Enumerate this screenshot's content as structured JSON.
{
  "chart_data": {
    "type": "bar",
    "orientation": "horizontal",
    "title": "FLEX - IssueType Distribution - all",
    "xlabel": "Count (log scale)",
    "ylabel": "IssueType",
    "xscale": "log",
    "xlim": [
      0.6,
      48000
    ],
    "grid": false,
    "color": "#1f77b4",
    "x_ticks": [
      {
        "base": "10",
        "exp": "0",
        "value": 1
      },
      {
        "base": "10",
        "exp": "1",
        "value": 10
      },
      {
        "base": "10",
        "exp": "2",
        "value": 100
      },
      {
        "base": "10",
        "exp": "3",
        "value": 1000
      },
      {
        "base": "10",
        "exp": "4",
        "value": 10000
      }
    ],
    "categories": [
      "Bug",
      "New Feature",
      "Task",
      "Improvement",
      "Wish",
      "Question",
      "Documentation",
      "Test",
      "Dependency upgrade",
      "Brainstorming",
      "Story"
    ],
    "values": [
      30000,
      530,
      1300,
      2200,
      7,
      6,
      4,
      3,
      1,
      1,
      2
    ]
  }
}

* **What is needed**: Print the whole listing again, exactly.

* **Solution to the problem**:
Enumerate this screenshot's content as structured JSON.
{
  "chart_data": {
    "type": "bar",
    "orientation": "horizontal",
    "title": "FLEX - IssueType Distribution - all",
    "xlabel": "Count (log scale)",
    "ylabel": "IssueType",
    "xscale": "log",
    "xlim": [
      0.6,
      48000
    ],
    "grid": false,
    "color": "#1f77b4",
    "x_ticks": [
      {
        "base": "10",
        "exp": "0",
        "value": 1
      },
      {
        "base": "10",
        "exp": "1",
        "value": 10
      },
      {
        "base": "10",
        "exp": "2",
        "value": 100
      },
      {
        "base": "10",
        "exp": "3",
        "value": 1000
      },
      {
        "base": "10",
        "exp": "4",
        "value": 10000
      }
    ],
    "categories": [
      "Bug",
      "New Feature",
      "Task",
      "Improvement",
      "Wish",
      "Question",
      "Documentation",
      "Test",
      "Dependency upgrade",
      "Brainstorming",
      "Story"
    ],
    "values": [
      30000,
      530,
      1300,
      2200,
      7,
      6,
      4,
      3,
      1,
      1,
      2
    ]
  }
}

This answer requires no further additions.